§ Stored data
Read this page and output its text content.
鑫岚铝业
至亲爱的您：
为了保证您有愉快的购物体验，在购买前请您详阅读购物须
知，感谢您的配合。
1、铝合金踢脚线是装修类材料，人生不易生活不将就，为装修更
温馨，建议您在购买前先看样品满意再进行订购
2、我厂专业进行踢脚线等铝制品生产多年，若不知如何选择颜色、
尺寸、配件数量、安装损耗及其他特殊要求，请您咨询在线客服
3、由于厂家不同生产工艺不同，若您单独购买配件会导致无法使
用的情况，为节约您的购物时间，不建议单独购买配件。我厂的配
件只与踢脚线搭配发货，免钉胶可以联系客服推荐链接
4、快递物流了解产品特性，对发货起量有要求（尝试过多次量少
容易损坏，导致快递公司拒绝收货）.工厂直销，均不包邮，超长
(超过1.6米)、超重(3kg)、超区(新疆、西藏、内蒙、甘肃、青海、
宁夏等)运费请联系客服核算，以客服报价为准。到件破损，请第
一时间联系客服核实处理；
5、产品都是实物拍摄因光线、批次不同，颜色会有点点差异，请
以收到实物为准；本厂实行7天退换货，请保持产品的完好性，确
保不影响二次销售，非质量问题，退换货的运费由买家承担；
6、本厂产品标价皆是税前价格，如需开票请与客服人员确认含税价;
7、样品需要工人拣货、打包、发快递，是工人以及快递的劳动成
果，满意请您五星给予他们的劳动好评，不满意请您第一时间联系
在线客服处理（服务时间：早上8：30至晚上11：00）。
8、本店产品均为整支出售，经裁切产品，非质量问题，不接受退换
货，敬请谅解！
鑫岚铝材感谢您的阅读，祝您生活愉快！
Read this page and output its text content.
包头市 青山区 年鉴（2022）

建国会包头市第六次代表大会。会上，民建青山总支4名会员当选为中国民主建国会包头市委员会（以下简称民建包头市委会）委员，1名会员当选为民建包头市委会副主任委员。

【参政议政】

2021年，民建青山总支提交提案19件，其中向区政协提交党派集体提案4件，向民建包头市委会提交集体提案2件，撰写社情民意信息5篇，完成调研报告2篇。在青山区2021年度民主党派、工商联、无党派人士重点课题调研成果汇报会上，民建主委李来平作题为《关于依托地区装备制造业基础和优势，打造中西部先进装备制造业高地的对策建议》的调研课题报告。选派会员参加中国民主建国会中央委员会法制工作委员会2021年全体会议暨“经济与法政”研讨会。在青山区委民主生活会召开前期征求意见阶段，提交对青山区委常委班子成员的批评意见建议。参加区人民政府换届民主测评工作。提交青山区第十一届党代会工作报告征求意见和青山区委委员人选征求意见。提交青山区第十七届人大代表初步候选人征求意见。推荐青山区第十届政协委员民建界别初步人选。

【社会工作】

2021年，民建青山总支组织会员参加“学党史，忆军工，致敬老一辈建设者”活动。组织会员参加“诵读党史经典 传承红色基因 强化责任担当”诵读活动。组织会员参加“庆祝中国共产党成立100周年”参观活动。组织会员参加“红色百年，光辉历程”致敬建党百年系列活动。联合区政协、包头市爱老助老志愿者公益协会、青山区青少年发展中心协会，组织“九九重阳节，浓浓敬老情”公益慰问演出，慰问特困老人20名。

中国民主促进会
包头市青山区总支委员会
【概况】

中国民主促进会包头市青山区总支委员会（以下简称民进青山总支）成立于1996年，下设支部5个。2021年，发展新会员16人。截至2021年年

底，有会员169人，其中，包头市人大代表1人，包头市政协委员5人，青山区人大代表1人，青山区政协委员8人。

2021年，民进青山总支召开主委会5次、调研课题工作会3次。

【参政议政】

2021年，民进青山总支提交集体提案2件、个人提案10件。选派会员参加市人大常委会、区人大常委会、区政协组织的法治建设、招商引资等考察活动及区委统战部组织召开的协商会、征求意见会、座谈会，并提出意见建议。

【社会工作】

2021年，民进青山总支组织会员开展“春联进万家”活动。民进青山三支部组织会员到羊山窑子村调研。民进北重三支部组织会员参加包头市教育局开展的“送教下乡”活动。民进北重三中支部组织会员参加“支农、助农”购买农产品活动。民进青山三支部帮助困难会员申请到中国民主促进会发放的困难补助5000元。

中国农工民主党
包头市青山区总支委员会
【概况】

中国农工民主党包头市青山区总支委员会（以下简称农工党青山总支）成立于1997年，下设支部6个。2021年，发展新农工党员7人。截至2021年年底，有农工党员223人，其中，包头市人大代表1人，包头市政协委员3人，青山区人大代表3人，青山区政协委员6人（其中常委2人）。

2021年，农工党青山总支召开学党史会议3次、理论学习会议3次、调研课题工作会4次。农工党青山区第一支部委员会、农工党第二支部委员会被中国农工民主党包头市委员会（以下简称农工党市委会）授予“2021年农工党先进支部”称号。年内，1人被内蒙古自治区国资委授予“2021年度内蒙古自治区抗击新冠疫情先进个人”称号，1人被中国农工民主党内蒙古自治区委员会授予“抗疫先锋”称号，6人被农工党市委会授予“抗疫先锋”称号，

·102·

§ Task objective
In the entries above, find every line holding the word "非质量问题" and copy it out.

§ Finished task
保不影响二次销售，非质量问题，退换货的运费由买家承担；
8、本店产品均为整支出售，经裁切产品，非质量问题，不接受退换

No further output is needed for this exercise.